Extract provided
Qwik allows you to not re-build everything on the client, it serializes event handlers, internal data structures and the app state in HTML, so the client continues execution right from the point where the server paused it. This doesn’t mean you need less JS, but rather that when the app starts, you don’t send the whole JS bundle there at once. It is loaded in small chunks along the way, only when the user needs it. The amount of initial JavaScript required to start the app can be as low as 1Kb.
Furthermore, Qwik introduces the Optimizer tool that rearranges the code for lazy-loading automatically, unlike other frameworks that require developers to code the state, template and listener boundaries directly.
Pinia
Another aspect that can slow a web application down is the way the state is tracked and passed around. When each component carries out state management individually, it can quickly become difficult to manage the state, especially if the number of components grows. The latest trend here is to manage the state globally and that is what we can do with Pinia .

(Stored data entries)
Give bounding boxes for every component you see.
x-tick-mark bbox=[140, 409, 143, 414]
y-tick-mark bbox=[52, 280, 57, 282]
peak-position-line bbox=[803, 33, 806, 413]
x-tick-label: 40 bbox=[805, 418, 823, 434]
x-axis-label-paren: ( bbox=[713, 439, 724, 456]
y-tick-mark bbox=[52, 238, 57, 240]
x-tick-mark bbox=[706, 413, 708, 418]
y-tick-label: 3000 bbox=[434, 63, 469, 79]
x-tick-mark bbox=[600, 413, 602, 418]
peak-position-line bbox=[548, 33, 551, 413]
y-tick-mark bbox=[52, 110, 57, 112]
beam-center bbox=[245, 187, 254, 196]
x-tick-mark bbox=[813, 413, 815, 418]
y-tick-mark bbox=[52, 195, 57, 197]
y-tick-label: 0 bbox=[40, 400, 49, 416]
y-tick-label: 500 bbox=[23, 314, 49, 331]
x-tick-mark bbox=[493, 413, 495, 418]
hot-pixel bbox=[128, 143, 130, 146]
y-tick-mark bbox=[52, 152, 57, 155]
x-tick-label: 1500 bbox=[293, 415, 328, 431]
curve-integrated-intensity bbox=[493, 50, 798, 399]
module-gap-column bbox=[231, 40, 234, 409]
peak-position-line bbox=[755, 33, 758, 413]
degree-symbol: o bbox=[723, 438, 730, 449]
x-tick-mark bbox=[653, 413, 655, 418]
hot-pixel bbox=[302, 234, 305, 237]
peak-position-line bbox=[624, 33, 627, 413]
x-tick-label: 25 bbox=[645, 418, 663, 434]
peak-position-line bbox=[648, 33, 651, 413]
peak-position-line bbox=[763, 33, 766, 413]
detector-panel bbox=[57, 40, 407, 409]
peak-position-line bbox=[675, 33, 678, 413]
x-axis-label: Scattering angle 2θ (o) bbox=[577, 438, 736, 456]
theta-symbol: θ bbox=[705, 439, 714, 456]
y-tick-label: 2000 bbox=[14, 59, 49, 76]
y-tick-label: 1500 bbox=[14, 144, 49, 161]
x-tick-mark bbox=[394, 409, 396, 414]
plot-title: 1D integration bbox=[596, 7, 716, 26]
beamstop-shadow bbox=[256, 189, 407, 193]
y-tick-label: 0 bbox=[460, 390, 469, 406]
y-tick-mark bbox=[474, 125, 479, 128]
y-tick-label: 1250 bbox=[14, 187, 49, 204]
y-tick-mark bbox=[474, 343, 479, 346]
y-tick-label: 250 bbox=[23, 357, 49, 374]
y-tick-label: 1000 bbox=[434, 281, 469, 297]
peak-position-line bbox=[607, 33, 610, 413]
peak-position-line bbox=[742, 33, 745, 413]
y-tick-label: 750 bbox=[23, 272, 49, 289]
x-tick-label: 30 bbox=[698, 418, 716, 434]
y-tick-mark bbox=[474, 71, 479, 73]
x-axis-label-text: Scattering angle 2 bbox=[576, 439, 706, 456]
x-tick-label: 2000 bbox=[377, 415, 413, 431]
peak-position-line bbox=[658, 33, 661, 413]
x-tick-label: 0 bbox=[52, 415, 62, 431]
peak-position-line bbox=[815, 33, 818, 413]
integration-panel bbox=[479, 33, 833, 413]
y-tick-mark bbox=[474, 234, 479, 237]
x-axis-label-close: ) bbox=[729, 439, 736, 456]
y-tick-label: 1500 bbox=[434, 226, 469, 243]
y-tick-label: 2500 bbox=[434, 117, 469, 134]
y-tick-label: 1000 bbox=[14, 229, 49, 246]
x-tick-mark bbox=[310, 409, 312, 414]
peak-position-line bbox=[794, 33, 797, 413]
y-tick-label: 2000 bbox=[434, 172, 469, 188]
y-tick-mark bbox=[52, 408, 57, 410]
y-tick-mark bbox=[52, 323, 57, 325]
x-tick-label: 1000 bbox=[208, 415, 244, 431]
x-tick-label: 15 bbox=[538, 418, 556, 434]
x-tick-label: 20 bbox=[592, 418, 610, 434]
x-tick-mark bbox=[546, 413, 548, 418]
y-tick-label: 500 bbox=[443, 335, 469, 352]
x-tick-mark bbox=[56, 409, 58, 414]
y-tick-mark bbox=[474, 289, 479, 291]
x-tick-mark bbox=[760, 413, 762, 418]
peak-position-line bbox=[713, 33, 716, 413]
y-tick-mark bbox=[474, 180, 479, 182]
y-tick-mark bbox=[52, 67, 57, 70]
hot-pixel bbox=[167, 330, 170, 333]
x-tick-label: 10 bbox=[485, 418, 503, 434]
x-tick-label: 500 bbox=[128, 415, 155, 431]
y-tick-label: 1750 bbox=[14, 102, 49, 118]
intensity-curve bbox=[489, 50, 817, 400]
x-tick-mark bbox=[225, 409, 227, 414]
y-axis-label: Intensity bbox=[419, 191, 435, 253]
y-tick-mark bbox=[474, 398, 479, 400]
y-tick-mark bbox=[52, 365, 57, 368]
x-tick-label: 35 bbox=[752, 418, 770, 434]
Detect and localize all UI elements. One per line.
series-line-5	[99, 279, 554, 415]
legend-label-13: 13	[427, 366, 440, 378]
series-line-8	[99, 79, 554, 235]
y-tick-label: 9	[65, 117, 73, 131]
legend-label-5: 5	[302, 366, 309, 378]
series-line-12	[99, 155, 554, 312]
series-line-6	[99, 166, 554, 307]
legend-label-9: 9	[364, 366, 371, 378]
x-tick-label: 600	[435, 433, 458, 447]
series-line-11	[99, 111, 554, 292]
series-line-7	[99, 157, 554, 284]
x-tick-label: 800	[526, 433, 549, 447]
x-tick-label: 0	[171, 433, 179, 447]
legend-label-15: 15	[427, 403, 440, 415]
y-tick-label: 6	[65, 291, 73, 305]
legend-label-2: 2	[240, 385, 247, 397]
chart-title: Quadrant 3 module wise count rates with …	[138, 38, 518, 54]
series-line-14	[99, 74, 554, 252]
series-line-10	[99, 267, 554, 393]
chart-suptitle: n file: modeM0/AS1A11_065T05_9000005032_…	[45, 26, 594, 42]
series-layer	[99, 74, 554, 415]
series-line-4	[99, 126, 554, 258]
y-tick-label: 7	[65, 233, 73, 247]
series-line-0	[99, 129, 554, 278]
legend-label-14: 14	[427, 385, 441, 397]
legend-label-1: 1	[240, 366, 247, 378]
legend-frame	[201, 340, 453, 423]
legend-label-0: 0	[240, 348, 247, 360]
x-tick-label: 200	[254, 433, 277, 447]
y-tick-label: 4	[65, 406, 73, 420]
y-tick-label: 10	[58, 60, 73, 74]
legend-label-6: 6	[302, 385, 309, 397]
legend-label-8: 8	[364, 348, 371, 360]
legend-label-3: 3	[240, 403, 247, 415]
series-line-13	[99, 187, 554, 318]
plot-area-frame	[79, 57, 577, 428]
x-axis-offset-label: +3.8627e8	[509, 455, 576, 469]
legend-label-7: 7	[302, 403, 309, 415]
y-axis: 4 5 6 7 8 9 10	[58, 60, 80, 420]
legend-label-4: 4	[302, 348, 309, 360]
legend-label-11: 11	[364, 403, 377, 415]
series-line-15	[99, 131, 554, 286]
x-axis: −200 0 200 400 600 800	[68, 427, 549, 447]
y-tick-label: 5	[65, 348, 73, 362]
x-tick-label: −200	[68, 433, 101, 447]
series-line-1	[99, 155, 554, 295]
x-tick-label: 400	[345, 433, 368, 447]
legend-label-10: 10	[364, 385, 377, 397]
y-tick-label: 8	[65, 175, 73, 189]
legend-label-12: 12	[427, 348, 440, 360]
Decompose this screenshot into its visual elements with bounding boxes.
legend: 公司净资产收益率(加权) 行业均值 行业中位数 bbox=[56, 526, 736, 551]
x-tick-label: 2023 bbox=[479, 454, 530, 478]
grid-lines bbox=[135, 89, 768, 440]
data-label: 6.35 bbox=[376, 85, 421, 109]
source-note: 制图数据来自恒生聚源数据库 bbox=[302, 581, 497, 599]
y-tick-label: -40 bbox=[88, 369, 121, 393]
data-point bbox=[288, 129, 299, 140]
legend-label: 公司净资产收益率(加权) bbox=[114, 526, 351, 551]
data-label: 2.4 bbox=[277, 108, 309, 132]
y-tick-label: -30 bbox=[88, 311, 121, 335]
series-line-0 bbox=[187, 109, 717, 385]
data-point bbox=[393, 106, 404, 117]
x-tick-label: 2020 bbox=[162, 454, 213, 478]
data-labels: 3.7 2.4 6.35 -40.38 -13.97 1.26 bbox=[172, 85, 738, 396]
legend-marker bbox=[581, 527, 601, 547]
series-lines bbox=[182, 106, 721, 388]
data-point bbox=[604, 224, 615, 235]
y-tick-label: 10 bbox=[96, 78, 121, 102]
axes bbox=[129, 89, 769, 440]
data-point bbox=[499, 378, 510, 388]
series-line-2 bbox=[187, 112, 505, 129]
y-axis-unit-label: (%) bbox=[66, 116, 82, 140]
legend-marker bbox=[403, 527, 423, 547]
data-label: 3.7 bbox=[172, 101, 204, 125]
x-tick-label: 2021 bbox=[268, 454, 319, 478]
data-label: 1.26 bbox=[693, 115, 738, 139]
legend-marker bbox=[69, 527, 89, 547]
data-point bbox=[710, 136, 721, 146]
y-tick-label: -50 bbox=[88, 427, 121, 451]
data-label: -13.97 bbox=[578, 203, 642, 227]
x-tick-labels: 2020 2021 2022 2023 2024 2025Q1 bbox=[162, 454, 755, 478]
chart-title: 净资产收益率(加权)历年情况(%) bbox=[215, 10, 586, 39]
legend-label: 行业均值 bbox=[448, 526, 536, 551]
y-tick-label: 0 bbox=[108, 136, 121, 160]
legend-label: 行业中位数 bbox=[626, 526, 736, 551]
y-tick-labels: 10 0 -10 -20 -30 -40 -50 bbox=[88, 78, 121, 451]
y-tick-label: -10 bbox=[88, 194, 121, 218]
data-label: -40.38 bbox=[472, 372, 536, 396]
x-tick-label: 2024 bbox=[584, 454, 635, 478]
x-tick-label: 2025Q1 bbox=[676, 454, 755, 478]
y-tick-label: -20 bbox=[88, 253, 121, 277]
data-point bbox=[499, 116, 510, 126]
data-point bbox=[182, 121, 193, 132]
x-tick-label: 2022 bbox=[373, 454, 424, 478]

What you will do
• A. Answer these about the Qwik and Pinia passage:
(i) How small can the initial JavaScript needed to start a Qwik app be?
(ii) What does Qwik's Optimizer tool do?
(iii) What is the latest trend in state management?
• B. Retype the Qwik and Pinia passage, starting with "Furthermore, Qwik introduces" and going on through "with Pinia .".
The entries are a separate set of material from the Qwik and Pinia passage.

Answers to this exercise
• A.
(i) As low as 1Kb.
(ii) It rearranges the code for lazy-loading automatically.
(iii) Managing the state globally.

• B.
Furthermore, Qwik introduces the Optimizer tool that rearranges the code for lazy-loading automatically, unlike other frameworks that require developers to code the state, template and listener boundaries directly.
Pinia
Another aspect that can slow a web application down is the way the state is tracked and passed around. When each component carries out state management individually, it can quickly become difficult to manage the state, especially if the number of components grows. The latest trend here is to manage the state globally and that is what we can do with Pinia .